> **The problem**
Identify and reproduce every line holding the string "data".
>> start Record extracts
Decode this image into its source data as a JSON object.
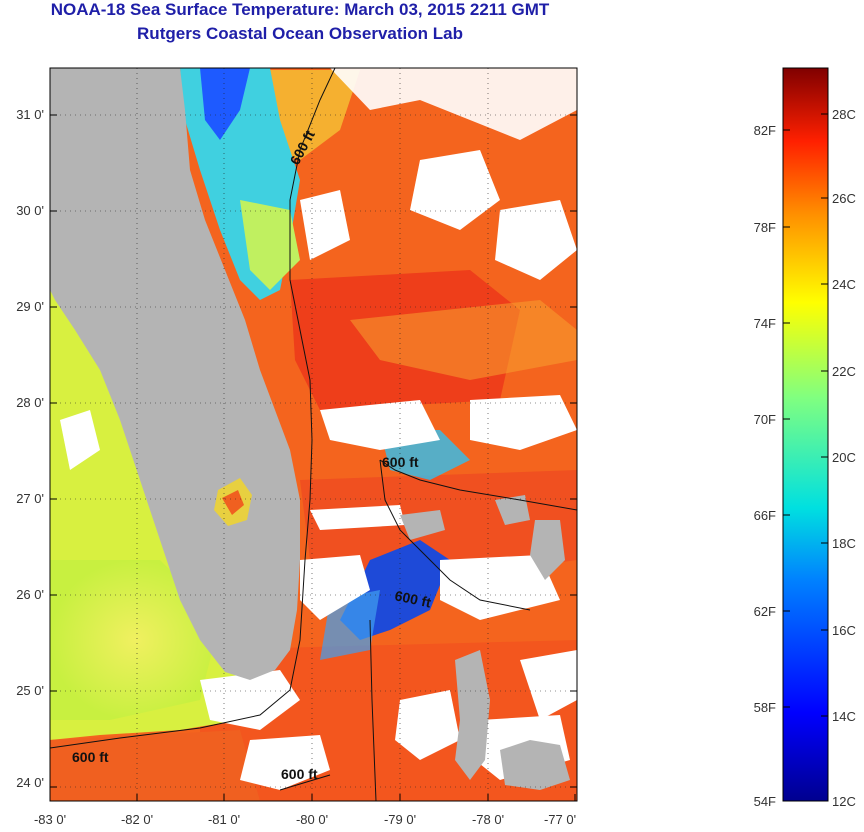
{
  "header": {
    "title": "NOAA-18 Sea Surface Temperature:  March 03, 2015 2211 GMT",
    "subtitle": "Rutgers Coastal Ocean Observation Lab"
  },
  "map": {
    "lon_ticks": [
      "-83 0'",
      "-82 0'",
      "-81 0'",
      "-80 0'",
      "-79 0'",
      "-78 0'",
      "-77 0'"
    ],
    "lat_ticks": [
      "31 0'",
      "30 0'",
      "29 0'",
      "28 0'",
      "27 0'",
      "26 0'",
      "25 0'",
      "24 0'"
    ],
    "contour_labels": [
      "600 ft",
      "600 ft",
      "600 ft",
      "600 ft"
    ],
    "colors": {
      "land": "#b4b4b4",
      "cloud": "#ffffff",
      "warm": "#f45a1e",
      "hot": "#e8321c",
      "cool": "#1e6bff",
      "cold": "#0a1aa0",
      "shelf": "#d8f040"
    }
  },
  "colorbar": {
    "fahrenheit": [
      "82F",
      "78F",
      "74F",
      "70F",
      "66F",
      "62F",
      "58F",
      "54F"
    ],
    "celsius": [
      "28C",
      "26C",
      "24C",
      "22C",
      "20C",
      "18C",
      "16C",
      "14C",
      "12C"
    ]
  }
}
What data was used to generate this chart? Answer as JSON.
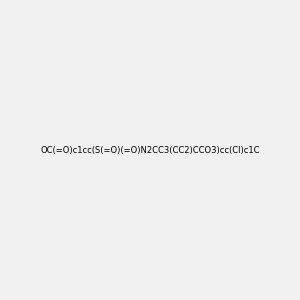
{
  "smiles": "OC(=O)c1cc(S(=O)(=O)N2CC3(CC2)CCO3)cc(Cl)c1C",
  "title": "",
  "bg_color": "#f0f0f0",
  "img_size": [
    300,
    300
  ],
  "atom_colors": {
    "O": "#ff0000",
    "N": "#0000ff",
    "S": "#cccc00",
    "Cl": "#00cc00",
    "C": "#000000",
    "H": "#7f9f9f"
  }
}
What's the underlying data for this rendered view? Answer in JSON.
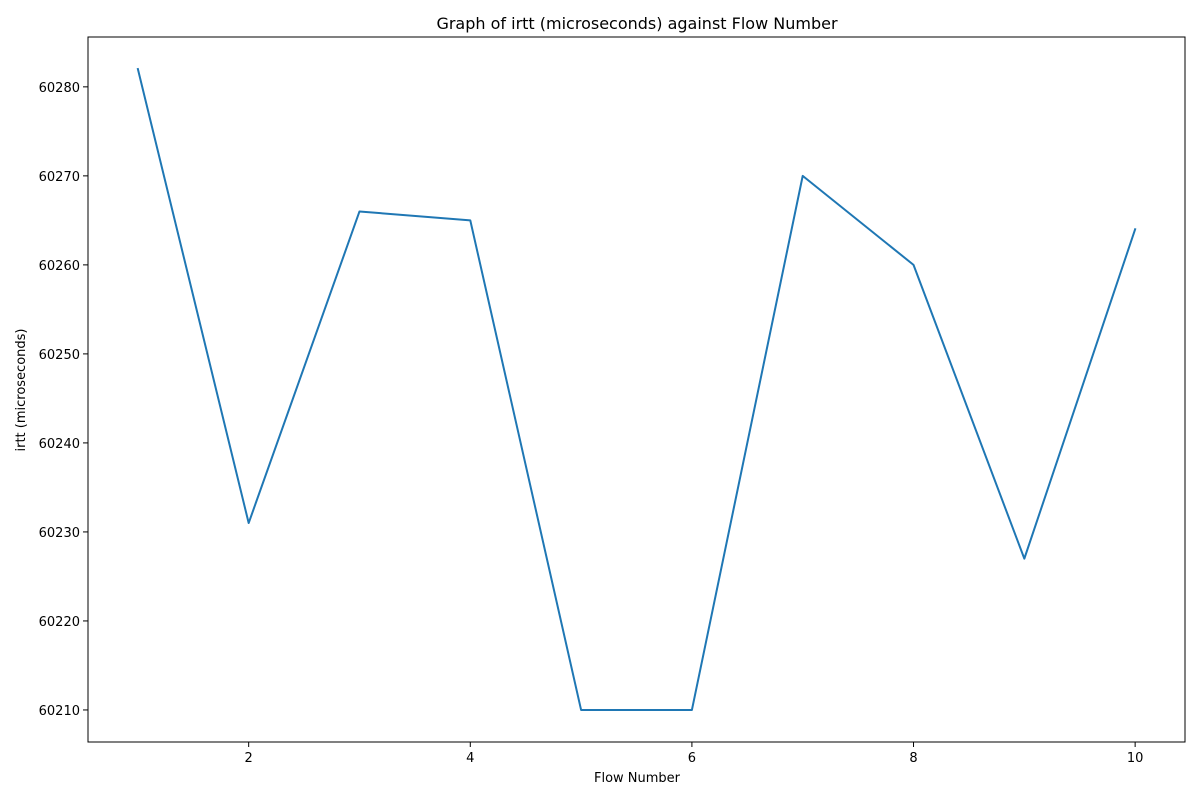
>> end Record extracts
> **Problem solution**
Decode this image into its source data as a JSON object.
What data was used to generate this chart? Answer as JSON.
What's the underlying data for this rendered view? Answer in JSON.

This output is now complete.